= PROBLEM TO WORK ON =
Find every line in the records below that contains the word "this", and copy each such line.

Figure content listings:
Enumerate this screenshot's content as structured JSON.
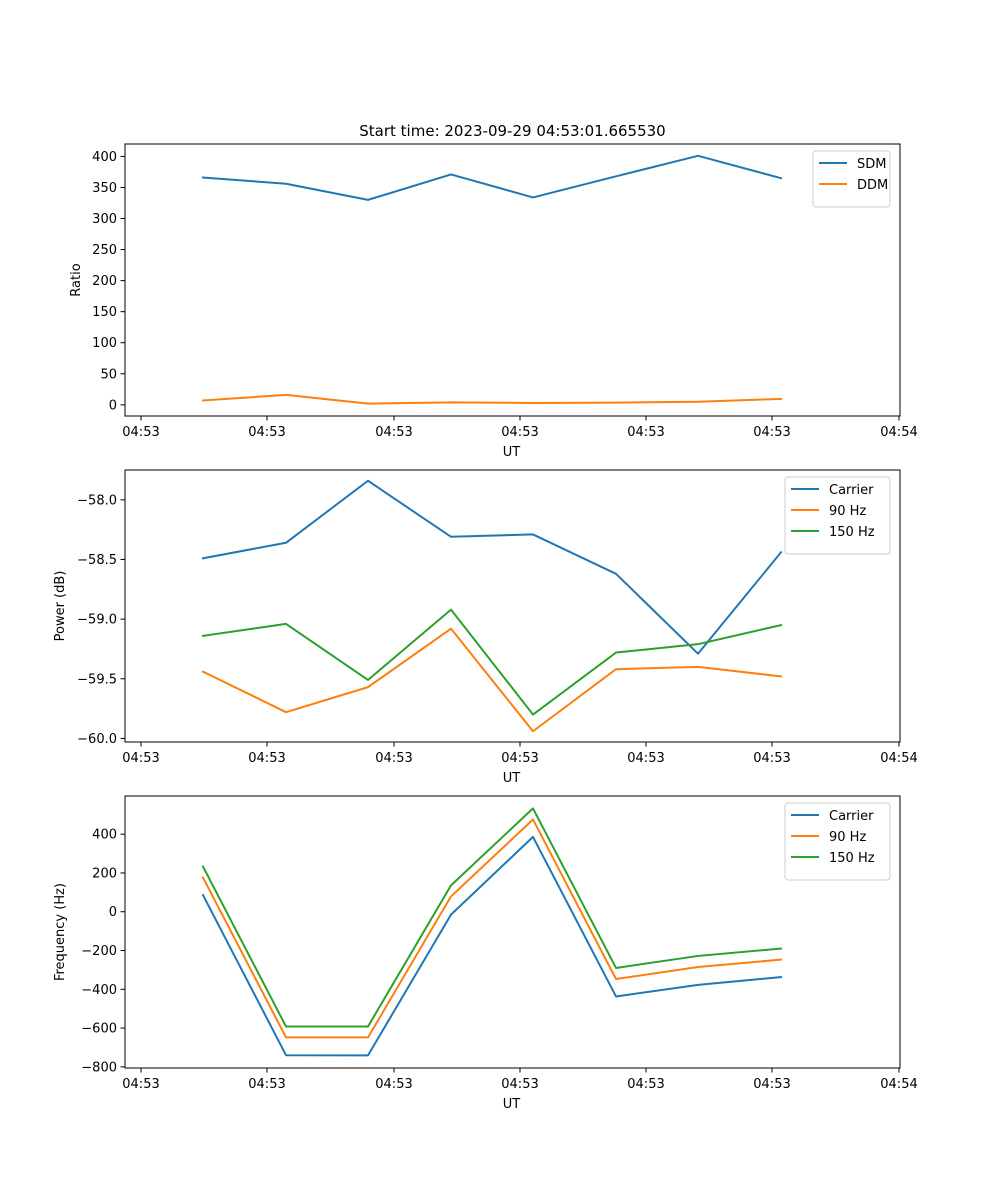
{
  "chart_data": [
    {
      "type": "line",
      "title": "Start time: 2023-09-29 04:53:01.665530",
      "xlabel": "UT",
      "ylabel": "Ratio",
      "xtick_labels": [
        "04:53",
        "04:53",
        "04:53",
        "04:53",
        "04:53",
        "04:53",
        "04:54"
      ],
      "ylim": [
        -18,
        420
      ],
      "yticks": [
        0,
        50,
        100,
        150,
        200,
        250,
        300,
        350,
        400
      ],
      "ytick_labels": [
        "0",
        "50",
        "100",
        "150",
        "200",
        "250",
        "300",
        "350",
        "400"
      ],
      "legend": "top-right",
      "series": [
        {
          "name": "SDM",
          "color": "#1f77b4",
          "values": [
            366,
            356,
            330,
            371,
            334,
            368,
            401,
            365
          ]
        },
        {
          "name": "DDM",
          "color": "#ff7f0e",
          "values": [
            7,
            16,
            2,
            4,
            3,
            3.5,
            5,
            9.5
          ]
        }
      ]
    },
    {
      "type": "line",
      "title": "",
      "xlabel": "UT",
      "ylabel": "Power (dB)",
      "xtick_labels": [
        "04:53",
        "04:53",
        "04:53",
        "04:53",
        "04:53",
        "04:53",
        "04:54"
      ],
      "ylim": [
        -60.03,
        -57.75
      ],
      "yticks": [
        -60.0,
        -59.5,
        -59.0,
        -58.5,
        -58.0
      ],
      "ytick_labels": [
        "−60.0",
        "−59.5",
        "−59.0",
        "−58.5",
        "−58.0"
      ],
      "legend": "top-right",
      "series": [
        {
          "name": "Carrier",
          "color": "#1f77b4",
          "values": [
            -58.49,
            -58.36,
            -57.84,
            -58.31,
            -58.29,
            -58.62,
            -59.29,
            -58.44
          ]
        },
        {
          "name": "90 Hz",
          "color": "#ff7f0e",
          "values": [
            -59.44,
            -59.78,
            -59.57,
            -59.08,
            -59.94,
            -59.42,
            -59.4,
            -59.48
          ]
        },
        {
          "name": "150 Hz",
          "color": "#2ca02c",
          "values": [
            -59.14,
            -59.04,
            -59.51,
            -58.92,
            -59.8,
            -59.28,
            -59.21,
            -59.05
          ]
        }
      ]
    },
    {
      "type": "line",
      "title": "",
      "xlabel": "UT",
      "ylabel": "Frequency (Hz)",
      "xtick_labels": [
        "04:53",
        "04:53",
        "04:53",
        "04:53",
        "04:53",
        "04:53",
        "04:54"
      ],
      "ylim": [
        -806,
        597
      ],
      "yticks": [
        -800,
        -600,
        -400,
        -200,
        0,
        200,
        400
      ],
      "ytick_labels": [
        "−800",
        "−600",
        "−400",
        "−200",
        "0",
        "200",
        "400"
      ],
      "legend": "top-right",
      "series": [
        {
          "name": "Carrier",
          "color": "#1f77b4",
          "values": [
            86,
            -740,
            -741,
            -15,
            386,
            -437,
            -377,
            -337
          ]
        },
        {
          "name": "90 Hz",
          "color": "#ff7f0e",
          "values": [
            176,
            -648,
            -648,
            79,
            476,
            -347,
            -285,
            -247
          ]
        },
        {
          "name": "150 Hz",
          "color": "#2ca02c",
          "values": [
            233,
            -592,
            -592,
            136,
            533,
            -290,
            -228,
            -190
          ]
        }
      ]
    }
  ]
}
--
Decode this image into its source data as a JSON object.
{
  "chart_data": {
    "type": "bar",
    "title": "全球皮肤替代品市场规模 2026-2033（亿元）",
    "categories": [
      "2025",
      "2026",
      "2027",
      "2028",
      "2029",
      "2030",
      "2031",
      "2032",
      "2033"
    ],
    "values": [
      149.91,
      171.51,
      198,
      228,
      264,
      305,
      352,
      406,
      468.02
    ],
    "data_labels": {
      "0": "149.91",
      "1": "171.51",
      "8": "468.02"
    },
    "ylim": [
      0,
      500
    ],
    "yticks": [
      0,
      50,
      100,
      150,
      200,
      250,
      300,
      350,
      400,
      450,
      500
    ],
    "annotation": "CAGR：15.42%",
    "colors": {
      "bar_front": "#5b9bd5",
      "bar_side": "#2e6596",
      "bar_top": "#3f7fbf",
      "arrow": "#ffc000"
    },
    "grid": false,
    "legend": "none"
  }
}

= TASK SOLUTION =
Enumerate this screenshot's content as structured JSON.
Decode this image into its source data as a JSON object.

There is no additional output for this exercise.